= Records supplied =
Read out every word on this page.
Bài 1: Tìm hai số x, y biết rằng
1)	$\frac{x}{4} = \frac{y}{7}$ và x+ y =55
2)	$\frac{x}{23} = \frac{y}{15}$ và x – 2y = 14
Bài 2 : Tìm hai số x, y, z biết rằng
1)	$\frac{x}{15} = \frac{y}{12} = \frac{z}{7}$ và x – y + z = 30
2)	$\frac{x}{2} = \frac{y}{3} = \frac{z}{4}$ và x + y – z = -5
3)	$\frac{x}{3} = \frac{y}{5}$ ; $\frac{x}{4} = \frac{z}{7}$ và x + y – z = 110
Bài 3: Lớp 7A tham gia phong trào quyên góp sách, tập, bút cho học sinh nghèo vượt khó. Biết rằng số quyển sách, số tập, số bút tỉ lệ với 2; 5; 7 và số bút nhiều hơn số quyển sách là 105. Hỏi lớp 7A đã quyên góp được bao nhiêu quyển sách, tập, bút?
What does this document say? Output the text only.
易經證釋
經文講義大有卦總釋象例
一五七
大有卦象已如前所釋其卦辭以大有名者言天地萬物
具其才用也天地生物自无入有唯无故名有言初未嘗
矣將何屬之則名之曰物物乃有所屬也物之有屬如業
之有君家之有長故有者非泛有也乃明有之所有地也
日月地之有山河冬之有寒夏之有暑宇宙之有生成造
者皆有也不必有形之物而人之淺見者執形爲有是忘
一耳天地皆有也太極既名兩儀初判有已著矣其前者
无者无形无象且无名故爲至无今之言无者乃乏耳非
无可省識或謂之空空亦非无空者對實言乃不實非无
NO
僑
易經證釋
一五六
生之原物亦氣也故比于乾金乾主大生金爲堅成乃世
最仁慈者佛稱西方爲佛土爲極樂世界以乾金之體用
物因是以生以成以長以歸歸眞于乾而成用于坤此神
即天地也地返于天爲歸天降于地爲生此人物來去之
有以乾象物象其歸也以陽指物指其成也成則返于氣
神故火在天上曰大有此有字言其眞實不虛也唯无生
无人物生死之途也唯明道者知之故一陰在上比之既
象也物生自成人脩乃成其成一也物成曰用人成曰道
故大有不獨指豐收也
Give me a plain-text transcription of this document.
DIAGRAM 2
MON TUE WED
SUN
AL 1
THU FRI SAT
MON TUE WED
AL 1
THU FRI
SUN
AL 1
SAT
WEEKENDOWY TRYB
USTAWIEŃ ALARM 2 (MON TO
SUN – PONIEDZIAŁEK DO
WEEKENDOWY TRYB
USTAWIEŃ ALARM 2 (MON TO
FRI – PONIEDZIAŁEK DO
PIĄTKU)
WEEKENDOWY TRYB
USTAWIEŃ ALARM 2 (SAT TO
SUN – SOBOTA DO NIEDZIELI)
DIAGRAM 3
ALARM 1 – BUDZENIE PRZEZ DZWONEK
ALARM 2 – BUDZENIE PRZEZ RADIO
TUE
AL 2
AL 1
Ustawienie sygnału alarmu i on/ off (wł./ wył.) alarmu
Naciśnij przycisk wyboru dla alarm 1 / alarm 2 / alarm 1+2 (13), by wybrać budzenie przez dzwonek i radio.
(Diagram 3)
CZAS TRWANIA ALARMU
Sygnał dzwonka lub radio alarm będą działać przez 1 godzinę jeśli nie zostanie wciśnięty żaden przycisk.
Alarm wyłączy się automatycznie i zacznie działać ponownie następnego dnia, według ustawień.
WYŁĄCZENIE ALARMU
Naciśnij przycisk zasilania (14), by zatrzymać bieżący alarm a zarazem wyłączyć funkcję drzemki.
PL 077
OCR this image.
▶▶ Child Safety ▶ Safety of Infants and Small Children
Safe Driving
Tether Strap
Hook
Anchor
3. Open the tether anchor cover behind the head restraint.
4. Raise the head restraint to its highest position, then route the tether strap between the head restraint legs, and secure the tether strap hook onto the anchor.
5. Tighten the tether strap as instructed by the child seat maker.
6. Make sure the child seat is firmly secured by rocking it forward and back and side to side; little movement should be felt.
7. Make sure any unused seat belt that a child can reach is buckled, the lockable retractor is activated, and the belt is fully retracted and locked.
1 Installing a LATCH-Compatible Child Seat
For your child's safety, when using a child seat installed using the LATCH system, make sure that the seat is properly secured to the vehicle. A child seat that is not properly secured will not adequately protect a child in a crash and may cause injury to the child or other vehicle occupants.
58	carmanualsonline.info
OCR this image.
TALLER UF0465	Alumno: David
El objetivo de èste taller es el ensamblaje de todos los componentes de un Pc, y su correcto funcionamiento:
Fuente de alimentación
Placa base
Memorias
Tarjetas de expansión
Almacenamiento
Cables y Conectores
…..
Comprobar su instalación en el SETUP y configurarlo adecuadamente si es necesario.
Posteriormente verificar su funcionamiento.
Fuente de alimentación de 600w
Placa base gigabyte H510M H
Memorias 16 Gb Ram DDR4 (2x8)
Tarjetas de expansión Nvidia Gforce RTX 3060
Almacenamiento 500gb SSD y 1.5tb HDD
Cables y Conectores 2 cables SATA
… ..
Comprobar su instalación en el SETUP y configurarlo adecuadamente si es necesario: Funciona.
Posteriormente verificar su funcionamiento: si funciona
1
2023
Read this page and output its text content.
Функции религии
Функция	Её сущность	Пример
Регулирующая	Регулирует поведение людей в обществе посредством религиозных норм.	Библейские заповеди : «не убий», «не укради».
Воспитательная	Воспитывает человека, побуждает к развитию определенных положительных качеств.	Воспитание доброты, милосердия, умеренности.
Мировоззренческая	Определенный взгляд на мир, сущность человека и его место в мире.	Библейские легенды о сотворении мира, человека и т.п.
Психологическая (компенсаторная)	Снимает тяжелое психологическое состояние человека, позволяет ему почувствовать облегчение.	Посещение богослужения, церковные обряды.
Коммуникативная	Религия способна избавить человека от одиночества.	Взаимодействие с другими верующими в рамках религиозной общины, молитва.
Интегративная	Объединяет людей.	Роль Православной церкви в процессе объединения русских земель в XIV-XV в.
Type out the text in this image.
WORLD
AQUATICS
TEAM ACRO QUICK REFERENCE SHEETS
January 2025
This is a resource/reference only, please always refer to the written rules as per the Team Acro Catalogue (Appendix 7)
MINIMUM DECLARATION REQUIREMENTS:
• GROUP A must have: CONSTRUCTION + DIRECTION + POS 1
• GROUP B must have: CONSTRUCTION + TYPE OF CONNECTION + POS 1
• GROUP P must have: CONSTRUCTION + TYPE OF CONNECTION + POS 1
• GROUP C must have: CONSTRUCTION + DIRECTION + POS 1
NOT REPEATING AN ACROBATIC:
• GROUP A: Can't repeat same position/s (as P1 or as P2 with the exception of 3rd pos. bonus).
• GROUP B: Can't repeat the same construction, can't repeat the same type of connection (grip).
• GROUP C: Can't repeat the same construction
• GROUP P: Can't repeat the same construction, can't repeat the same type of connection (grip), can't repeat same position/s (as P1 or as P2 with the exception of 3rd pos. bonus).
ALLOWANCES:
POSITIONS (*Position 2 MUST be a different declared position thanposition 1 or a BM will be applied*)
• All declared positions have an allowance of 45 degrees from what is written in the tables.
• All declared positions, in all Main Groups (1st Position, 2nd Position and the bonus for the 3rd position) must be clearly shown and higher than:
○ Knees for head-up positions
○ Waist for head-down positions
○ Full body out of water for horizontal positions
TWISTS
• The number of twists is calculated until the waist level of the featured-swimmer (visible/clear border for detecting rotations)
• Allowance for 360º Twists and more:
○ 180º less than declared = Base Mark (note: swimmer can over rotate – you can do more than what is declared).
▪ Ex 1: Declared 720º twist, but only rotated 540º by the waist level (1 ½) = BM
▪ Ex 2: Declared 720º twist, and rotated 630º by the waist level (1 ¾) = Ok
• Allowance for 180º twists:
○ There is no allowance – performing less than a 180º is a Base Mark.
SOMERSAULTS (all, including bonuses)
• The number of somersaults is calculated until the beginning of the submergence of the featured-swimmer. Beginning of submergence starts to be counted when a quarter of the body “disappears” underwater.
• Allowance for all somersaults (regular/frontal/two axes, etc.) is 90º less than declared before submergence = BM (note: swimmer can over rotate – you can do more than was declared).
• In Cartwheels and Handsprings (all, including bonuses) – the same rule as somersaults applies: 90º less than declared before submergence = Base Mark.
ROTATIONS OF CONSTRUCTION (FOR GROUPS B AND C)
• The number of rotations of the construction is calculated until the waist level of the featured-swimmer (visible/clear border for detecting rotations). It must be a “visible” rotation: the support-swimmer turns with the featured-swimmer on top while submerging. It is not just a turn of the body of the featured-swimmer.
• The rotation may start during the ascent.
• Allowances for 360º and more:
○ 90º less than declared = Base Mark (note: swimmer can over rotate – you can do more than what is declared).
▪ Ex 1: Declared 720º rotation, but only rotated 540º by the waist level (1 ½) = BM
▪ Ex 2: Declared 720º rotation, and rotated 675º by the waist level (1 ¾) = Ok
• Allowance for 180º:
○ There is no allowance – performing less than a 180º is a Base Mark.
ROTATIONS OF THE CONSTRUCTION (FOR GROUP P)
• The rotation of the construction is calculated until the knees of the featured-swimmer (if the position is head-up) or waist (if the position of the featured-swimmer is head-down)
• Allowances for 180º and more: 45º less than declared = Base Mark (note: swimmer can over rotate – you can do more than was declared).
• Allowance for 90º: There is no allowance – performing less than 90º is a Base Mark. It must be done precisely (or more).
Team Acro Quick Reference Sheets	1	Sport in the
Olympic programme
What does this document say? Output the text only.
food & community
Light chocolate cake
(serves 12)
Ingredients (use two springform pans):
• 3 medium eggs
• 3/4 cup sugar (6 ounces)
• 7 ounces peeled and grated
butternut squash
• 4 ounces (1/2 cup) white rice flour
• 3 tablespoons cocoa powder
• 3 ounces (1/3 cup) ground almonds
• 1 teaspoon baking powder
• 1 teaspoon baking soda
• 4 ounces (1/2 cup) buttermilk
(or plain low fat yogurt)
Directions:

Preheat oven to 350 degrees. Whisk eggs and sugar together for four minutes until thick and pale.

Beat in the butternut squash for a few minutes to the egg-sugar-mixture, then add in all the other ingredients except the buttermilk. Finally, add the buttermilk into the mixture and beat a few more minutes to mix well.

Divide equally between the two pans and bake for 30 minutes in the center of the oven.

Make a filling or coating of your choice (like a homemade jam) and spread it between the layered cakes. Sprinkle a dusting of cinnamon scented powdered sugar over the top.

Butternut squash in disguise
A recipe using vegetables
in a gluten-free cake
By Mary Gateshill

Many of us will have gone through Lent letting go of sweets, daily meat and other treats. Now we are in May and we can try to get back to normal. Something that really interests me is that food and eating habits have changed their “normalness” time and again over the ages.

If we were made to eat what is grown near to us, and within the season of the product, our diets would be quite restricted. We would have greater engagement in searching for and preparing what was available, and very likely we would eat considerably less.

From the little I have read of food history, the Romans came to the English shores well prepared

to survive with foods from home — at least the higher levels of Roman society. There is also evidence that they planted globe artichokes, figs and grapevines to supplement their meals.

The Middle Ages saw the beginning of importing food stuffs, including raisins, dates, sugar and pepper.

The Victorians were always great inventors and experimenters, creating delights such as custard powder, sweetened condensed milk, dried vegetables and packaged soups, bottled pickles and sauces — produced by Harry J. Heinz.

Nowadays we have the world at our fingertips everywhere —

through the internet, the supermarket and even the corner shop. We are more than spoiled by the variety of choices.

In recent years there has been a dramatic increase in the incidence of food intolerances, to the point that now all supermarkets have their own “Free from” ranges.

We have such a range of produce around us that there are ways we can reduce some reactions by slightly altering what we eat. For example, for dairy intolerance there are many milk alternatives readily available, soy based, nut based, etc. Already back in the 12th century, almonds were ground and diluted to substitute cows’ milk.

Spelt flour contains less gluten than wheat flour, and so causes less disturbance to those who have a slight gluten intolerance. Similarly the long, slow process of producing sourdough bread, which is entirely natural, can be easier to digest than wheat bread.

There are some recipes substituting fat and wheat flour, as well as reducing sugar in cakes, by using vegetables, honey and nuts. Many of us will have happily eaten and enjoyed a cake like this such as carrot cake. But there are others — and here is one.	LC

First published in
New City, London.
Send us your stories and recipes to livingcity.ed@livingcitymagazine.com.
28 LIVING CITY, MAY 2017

= Task details =
Look through the entries above and count each line holding "grip"; report the count alone.

= Problem solution =
2